── Exercise materials ──
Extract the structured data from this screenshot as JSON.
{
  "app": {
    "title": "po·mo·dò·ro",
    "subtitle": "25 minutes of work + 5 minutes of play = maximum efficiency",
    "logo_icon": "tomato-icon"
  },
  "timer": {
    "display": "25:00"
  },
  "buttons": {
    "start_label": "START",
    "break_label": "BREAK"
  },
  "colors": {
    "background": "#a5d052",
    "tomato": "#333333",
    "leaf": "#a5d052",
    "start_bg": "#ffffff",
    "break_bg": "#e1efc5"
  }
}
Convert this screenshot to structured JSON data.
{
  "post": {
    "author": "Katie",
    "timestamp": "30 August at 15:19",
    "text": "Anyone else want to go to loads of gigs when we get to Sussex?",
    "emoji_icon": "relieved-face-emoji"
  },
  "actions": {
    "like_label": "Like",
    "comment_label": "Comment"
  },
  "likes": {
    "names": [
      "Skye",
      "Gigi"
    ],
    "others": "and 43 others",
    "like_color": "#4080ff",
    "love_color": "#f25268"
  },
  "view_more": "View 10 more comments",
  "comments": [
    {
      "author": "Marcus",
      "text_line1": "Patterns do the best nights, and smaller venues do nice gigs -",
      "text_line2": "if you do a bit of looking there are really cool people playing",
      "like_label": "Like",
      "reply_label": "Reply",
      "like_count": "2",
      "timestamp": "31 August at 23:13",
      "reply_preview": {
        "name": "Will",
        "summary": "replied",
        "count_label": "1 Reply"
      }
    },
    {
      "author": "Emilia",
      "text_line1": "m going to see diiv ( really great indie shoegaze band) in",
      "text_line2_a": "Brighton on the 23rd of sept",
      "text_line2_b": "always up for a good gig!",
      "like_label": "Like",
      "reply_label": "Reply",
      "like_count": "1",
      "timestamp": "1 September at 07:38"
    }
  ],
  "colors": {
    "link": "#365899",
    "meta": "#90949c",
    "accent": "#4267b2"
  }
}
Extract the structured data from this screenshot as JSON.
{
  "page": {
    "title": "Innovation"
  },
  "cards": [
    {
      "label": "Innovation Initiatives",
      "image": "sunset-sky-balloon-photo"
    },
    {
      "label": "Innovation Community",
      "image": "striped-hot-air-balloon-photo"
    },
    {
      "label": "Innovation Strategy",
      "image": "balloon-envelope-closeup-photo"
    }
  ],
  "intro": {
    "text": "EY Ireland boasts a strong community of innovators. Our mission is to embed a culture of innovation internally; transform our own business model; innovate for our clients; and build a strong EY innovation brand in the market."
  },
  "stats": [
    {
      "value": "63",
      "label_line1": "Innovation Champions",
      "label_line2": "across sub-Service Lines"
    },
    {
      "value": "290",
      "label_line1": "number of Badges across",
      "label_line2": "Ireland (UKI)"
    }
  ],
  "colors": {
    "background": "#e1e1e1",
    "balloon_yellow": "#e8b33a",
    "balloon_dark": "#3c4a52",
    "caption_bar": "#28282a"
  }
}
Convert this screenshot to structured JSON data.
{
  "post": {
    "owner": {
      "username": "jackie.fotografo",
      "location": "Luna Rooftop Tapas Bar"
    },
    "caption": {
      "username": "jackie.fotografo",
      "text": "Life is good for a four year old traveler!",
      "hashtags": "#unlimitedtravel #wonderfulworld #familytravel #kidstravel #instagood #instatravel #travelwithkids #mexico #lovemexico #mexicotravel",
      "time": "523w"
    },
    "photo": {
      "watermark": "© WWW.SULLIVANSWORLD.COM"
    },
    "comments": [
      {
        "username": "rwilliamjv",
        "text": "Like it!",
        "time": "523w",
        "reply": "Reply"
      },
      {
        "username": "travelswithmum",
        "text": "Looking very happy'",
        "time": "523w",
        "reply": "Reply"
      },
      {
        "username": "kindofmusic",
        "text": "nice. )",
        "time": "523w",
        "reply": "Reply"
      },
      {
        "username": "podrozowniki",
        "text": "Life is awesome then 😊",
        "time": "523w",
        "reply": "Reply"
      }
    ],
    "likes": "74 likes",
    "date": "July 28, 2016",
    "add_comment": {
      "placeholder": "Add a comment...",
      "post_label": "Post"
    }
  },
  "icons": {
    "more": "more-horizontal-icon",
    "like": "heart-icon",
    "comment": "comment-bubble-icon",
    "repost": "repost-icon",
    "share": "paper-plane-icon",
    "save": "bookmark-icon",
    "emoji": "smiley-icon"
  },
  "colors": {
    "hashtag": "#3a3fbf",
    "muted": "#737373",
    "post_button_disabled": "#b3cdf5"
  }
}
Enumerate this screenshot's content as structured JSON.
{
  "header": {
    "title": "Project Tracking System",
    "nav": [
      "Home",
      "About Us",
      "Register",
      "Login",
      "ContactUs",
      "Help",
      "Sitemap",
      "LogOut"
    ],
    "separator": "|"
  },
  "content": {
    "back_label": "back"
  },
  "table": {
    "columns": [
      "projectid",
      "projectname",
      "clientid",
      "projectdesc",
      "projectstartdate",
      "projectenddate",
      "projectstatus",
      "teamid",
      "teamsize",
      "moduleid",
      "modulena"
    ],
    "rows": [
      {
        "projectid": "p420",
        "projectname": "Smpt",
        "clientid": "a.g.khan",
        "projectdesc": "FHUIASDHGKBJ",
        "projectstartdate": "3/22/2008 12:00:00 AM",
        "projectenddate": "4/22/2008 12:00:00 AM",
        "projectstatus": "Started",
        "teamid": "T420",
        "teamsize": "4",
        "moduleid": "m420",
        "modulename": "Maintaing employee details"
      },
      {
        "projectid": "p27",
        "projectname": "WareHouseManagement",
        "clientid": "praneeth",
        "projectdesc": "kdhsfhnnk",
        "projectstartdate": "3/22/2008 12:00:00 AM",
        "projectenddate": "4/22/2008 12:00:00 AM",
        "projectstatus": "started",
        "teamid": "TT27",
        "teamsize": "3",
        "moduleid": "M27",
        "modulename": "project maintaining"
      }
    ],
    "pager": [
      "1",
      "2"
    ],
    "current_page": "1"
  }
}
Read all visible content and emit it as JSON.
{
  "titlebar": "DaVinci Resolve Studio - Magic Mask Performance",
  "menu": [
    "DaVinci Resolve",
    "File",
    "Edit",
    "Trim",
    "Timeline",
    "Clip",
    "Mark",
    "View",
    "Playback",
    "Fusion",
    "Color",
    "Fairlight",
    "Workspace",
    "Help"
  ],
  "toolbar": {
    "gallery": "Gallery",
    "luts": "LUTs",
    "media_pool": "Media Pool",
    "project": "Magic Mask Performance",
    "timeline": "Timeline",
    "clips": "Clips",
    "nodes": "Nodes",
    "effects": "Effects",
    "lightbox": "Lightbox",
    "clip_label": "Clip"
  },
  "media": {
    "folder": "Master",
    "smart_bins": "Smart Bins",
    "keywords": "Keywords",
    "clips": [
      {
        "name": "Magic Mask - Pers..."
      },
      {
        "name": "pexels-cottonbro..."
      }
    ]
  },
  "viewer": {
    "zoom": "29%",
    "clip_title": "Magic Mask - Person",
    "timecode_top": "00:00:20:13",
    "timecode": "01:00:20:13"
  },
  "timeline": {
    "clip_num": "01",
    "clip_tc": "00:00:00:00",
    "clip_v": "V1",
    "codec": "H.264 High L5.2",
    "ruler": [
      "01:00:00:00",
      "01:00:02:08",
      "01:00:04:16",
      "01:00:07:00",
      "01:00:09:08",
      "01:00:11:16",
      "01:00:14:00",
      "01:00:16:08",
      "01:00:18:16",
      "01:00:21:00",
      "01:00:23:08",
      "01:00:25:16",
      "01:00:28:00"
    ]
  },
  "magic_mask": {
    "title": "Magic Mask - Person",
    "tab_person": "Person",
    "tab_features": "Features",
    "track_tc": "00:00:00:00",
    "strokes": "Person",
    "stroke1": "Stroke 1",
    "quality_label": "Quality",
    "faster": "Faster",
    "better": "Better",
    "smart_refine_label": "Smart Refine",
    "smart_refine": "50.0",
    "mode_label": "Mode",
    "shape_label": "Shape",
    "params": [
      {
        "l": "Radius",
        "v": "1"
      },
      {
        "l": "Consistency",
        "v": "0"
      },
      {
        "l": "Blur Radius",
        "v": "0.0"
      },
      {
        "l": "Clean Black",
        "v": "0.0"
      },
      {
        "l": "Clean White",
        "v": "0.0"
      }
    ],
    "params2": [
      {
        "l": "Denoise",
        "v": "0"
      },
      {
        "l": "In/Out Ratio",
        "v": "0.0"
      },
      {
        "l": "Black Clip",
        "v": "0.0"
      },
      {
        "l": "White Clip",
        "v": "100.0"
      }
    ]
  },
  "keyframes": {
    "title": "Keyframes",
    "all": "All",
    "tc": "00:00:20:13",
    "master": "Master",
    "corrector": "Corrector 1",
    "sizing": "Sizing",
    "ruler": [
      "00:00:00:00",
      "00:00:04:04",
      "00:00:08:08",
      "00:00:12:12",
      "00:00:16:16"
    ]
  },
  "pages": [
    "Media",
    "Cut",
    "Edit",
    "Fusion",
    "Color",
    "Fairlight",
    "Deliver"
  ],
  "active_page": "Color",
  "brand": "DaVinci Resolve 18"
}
───
* Work instructions: Using the records above, copy every line that has the word "image" in it.

* Result of this task:
      "image": "sunset-sky-balloon-photo"
      "image": "striped-hot-air-balloon-photo"
      "image": "balloon-envelope-closeup-photo"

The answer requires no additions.